┌─ EXERCISE INPUTS

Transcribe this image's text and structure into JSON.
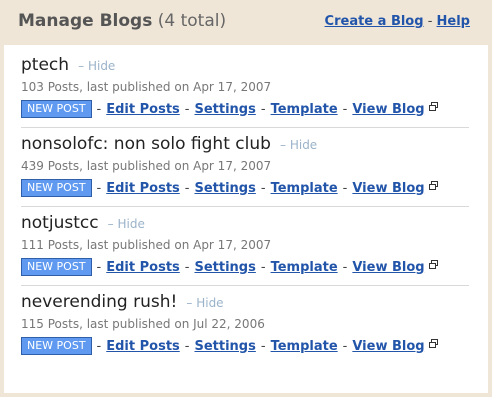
{
  "header": {
    "title": "Manage Blogs",
    "count": "(4 total)",
    "create_link": "Create a Blog",
    "divider": "-",
    "help_link": "Help"
  },
  "actions": {
    "new_post": "NEW POST",
    "edit_posts": "Edit Posts",
    "settings": "Settings",
    "template": "Template",
    "view_blog": "View Blog",
    "separator": "-",
    "hide": "– Hide"
  },
  "blogs": [
    {
      "name": "ptech",
      "meta": "103 Posts, last published on Apr 17, 2007"
    },
    {
      "name": "nonsolofc: non solo fight club",
      "meta": "439 Posts, last published on Apr 17, 2007"
    },
    {
      "name": "notjustcc",
      "meta": "111 Posts, last published on Apr 17, 2007"
    },
    {
      "name": "neverending rush!",
      "meta": "115 Posts, last published on Jul 22, 2006"
    }
  ],
  "colors": {
    "header_bg": "#efe6d8",
    "link": "#2255aa",
    "button_bg": "#5f9af0"
  }
}
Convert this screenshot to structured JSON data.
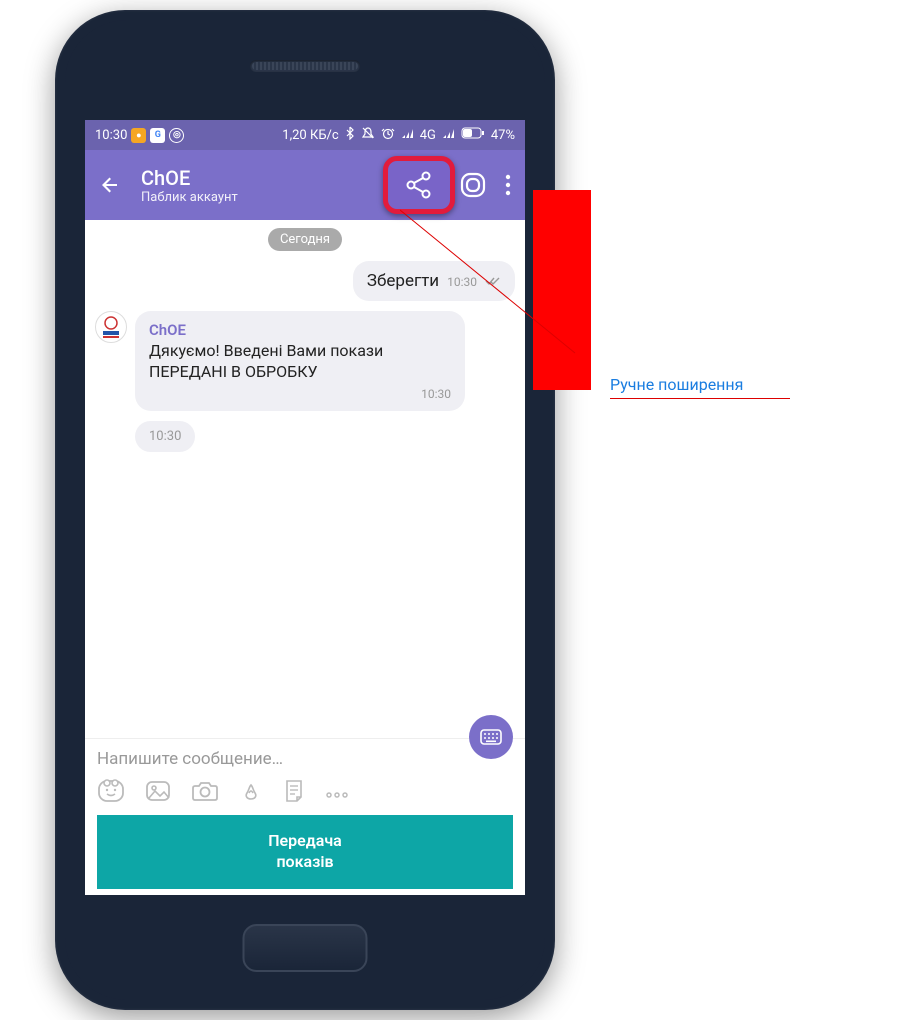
{
  "status": {
    "time": "10:30",
    "data_speed": "1,20 КБ/с",
    "network_label": "4G",
    "battery": "47%"
  },
  "header": {
    "title": "ChOE",
    "subtitle": "Паблик аккаунт"
  },
  "chat": {
    "date_label": "Сегодня",
    "outgoing": {
      "text": "Зберегти",
      "time": "10:30"
    },
    "incoming": {
      "sender": "ChOE",
      "body": "Дякуємо! Введені Вами покази ПЕРЕДАНІ В ОБРОБКУ",
      "time": "10:30"
    },
    "extra_time": "10:30"
  },
  "input": {
    "placeholder": "Напишите сообщение…"
  },
  "action_button": {
    "line1": "Передача",
    "line2": "показів"
  },
  "callout": {
    "text": "Ручне поширення"
  },
  "colors": {
    "viber_purple": "#7B6FC9",
    "status_purple": "#6B63AE",
    "teal": "#0DA6A6",
    "highlight_red": "#e21b3c"
  }
}
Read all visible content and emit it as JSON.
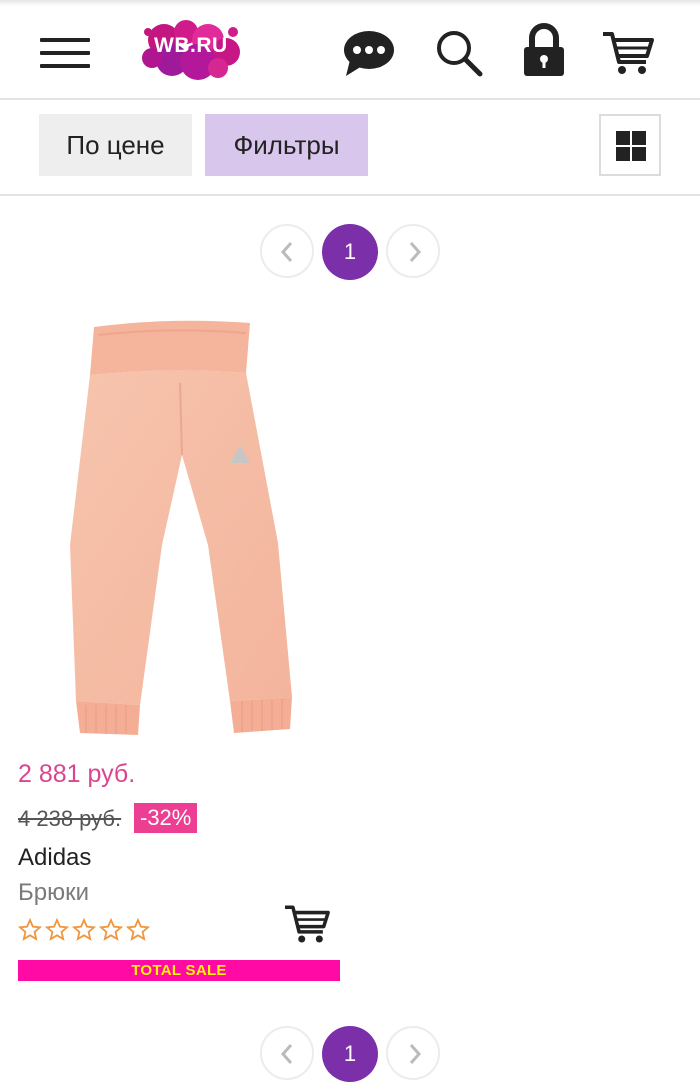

└─

**WHAT THIS TASK INVOLVES:** Repeat the material above word for word, please, apart from its images.

**RESPONSE TO THIS EXERCISE:**
Transcribe this image's text and structure into JSON.
{
  "header": {
    "title": "Manage Blogs",
    "count": "(4 total)",
    "create_link": "Create a Blog",
    "divider": "-",
    "help_link": "Help"
  },
  "actions": {
    "new_post": "NEW POST",
    "edit_posts": "Edit Posts",
    "settings": "Settings",
    "template": "Template",
    "view_blog": "View Blog",
    "separator": "-",
    "hide": "– Hide"
  },
  "blogs": [
    {
      "name": "ptech",
      "meta": "103 Posts, last published on Apr 17, 2007"
    },
    {
      "name": "nonsolofc: non solo fight club",
      "meta": "439 Posts, last published on Apr 17, 2007"
    },
    {
      "name": "notjustcc",
      "meta": "111 Posts, last published on Apr 17, 2007"
    },
    {
      "name": "neverending rush!",
      "meta": "115 Posts, last published on Jul 22, 2006"
    }
  ],
  "colors": {
    "header_bg": "#efe6d8",
    "link": "#2255aa",
    "button_bg": "#5f9af0"
  }
}
Convert this screenshot to structured JSON data.
{
  "status": {
    "time": "10:30",
    "data_speed": "1,20 КБ/с",
    "network_label": "4G",
    "battery": "47%"
  },
  "header": {
    "title": "ChOE",
    "subtitle": "Паблик аккаунт"
  },
  "chat": {
    "date_label": "Сегодня",
    "outgoing": {
      "text": "Зберегти",
      "time": "10:30"
    },
    "incoming": {
      "sender": "ChOE",
      "body": "Дякуємо! Введені Вами покази ПЕРЕДАНІ В ОБРОБКУ",
      "time": "10:30"
    },
    "extra_time": "10:30"
  },
  "input": {
    "placeholder": "Напишите сообщение…"
  },
  "action_button": {
    "line1": "Передача",
    "line2": "показів"
  },
  "callout": {
    "text": "Ручне поширення"
  },
  "colors": {
    "viber_purple": "#7B6FC9",
    "status_purple": "#6B63AE",
    "teal": "#0DA6A6",
    "highlight_red": "#e21b3c"
  }
}
Read all visible content and emit it as JSON.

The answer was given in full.